*Instruction*. Return a copy of every line in the records that includes the word "tables".

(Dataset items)
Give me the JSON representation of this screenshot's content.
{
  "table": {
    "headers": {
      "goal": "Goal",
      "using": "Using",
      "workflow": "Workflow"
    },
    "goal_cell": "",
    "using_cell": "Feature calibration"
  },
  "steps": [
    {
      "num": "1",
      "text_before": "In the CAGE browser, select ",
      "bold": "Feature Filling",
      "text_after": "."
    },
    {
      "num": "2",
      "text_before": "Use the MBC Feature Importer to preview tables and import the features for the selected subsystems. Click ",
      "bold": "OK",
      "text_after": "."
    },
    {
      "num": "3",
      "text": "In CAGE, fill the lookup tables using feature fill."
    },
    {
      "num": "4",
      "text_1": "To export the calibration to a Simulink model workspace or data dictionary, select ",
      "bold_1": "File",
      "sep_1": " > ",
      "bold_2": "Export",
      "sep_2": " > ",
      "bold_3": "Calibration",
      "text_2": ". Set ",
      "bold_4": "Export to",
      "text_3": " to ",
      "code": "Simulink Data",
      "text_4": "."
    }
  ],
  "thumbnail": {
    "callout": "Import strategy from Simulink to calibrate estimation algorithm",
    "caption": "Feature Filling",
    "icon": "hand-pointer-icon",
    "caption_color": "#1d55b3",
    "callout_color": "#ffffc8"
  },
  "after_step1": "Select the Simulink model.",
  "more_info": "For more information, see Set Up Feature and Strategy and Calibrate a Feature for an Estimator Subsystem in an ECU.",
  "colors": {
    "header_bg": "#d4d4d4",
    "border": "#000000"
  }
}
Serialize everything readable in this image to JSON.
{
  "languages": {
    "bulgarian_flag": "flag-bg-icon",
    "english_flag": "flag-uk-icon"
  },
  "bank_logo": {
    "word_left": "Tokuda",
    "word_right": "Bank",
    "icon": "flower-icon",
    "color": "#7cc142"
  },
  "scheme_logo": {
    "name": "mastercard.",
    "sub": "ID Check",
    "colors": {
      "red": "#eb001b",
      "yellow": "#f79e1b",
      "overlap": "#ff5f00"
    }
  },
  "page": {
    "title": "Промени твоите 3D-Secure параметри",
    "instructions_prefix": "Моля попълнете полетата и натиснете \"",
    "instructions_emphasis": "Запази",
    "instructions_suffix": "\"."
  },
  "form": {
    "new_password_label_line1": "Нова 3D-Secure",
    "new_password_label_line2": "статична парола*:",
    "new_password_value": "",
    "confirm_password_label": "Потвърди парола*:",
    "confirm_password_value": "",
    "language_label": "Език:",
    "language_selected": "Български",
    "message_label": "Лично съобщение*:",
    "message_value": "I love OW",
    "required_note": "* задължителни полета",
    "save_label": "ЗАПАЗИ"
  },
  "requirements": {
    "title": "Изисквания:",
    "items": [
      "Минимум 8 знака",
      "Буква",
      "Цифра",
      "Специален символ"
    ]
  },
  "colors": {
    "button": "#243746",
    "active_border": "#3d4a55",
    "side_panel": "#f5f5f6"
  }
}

*Full answer*.
      "text_before": "Use the MBC Feature Importer to preview tables and import the features for the selected subsystems. Click ",
      "text": "In CAGE, fill the lookup tables using feature fill."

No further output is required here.